_Aim_: For the material that follows, list every line containing the word "icon".
--- --- ---
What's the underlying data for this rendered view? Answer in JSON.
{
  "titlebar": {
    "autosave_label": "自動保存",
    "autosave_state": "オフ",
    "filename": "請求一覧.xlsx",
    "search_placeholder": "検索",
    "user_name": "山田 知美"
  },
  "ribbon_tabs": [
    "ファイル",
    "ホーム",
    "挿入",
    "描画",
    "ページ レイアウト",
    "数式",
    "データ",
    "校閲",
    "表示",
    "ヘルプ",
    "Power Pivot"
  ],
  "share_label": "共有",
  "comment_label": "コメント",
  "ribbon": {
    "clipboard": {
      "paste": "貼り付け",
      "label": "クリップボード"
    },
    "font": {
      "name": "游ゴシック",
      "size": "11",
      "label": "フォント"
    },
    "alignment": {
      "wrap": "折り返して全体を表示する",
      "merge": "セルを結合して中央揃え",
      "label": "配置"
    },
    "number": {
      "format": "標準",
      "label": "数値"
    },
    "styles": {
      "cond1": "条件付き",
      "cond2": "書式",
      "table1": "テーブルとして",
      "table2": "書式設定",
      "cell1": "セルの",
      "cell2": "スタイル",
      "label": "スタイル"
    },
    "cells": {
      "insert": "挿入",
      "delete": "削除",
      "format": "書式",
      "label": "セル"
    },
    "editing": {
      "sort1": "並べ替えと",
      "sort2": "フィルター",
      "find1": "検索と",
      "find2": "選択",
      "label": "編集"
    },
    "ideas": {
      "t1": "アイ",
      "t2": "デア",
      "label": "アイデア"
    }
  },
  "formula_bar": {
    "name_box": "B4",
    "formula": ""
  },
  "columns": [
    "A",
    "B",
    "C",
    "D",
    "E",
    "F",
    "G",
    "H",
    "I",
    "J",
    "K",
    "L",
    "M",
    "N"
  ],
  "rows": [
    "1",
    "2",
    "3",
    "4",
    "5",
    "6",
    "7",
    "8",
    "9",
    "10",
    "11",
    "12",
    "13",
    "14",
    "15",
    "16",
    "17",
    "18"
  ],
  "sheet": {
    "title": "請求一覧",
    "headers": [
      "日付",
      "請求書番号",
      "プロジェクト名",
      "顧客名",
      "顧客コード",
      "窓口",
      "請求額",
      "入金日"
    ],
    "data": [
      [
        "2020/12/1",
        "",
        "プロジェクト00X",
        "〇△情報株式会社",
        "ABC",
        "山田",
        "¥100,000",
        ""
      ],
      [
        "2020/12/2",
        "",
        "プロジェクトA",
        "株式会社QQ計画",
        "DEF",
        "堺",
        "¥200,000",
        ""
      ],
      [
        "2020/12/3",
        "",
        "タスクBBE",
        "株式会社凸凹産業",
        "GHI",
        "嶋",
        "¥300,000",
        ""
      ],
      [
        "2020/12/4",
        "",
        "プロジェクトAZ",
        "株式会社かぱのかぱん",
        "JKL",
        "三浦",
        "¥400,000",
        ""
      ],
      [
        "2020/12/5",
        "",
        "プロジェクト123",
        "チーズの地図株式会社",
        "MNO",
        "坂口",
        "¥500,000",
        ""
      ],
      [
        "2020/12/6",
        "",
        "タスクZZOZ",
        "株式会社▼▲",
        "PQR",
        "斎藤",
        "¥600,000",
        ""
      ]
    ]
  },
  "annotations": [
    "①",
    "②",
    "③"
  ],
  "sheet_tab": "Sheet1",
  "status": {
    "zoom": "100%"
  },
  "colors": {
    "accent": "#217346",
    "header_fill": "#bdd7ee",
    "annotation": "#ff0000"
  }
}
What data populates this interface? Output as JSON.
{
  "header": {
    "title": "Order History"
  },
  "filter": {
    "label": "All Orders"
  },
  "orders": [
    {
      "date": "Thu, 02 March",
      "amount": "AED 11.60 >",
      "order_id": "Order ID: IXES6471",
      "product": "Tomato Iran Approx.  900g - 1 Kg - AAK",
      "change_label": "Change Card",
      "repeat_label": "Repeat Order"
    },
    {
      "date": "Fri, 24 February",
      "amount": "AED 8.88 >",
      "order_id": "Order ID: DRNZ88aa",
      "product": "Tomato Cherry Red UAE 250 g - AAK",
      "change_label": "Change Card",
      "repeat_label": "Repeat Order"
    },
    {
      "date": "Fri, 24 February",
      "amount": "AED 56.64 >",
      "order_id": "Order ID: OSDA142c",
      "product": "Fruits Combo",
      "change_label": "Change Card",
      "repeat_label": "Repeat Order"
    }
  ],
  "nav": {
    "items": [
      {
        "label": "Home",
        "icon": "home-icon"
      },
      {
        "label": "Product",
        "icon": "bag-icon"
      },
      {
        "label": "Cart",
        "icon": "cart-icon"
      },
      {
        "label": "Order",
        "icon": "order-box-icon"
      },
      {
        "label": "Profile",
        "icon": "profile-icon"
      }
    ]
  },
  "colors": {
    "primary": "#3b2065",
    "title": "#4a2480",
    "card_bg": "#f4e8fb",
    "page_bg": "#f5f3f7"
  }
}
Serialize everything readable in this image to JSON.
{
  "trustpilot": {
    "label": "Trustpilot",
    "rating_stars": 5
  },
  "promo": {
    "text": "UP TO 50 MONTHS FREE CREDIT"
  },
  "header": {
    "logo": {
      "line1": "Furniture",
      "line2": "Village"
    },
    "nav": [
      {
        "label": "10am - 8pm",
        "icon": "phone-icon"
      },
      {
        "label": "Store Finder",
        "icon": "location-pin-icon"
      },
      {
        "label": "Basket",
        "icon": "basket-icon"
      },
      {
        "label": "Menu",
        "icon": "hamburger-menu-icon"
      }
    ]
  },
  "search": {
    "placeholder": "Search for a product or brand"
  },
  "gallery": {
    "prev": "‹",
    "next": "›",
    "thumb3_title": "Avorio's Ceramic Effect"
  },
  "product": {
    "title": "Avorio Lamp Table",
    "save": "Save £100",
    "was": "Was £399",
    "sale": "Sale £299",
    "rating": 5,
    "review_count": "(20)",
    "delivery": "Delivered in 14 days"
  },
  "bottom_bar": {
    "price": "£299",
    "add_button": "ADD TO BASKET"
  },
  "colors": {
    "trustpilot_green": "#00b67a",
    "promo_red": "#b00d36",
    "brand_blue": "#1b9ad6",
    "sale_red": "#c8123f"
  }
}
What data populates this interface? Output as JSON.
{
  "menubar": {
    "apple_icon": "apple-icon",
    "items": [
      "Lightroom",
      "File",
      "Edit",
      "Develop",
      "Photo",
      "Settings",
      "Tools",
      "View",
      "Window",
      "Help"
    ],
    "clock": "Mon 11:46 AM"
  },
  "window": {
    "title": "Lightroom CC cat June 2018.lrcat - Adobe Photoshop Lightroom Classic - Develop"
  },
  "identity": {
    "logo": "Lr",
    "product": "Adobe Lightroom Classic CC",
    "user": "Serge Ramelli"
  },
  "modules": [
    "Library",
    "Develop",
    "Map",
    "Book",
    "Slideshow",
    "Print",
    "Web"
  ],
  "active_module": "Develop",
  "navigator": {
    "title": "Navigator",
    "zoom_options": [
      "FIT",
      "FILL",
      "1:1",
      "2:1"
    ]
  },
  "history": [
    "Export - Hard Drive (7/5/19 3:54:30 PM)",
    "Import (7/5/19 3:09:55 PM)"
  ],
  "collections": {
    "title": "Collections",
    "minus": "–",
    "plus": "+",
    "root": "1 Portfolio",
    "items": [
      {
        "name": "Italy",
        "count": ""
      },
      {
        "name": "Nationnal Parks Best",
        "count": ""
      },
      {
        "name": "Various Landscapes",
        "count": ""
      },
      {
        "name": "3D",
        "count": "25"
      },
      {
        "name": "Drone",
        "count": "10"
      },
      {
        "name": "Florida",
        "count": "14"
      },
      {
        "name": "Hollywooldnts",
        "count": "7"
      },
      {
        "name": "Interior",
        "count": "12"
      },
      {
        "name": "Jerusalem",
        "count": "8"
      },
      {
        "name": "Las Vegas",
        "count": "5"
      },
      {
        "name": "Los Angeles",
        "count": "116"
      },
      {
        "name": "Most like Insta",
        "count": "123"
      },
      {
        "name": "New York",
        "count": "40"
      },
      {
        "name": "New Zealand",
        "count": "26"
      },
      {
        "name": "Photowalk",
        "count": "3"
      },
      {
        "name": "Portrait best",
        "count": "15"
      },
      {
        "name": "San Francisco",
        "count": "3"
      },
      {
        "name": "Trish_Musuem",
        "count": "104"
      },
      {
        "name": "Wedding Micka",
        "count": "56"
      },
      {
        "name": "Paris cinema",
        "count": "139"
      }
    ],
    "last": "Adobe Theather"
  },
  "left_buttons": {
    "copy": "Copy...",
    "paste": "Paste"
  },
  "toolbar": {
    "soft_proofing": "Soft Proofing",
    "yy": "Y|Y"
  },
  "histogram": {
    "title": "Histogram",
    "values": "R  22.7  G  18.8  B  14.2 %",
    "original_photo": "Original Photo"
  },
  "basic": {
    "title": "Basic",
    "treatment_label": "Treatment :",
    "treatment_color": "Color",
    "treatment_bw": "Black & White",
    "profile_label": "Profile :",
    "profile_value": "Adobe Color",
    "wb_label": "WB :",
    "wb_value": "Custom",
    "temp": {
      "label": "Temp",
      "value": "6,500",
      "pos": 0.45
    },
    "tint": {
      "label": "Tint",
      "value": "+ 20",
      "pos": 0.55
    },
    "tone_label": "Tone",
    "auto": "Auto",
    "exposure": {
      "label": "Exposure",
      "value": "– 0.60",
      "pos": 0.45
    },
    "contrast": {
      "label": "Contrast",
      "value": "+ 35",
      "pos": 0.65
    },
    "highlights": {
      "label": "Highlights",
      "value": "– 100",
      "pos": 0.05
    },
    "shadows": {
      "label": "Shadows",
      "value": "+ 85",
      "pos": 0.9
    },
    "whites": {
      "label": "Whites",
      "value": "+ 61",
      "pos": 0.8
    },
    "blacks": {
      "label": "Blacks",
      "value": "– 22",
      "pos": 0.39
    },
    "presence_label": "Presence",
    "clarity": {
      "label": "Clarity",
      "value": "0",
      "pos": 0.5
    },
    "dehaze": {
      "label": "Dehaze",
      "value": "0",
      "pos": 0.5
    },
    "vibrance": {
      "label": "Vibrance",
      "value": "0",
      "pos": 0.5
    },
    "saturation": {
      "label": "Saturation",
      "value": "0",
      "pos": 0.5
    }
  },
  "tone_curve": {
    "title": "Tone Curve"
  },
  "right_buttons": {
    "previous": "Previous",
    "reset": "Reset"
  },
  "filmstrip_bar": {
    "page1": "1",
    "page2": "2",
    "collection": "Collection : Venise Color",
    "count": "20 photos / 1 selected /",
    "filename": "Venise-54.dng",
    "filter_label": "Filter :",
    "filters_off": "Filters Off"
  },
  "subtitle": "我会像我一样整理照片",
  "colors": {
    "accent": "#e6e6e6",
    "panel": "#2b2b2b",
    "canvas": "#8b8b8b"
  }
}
--- --- ---
_Result for this task_:
        "icon": "home-icon"
        "icon": "bag-icon"
        "icon": "cart-icon"
        "icon": "order-box-icon"
        "icon": "profile-icon"
        "icon": "phone-icon"
        "icon": "location-pin-icon"
        "icon": "basket-icon"
        "icon": "hamburger-menu-icon"
    "apple_icon": "apple-icon",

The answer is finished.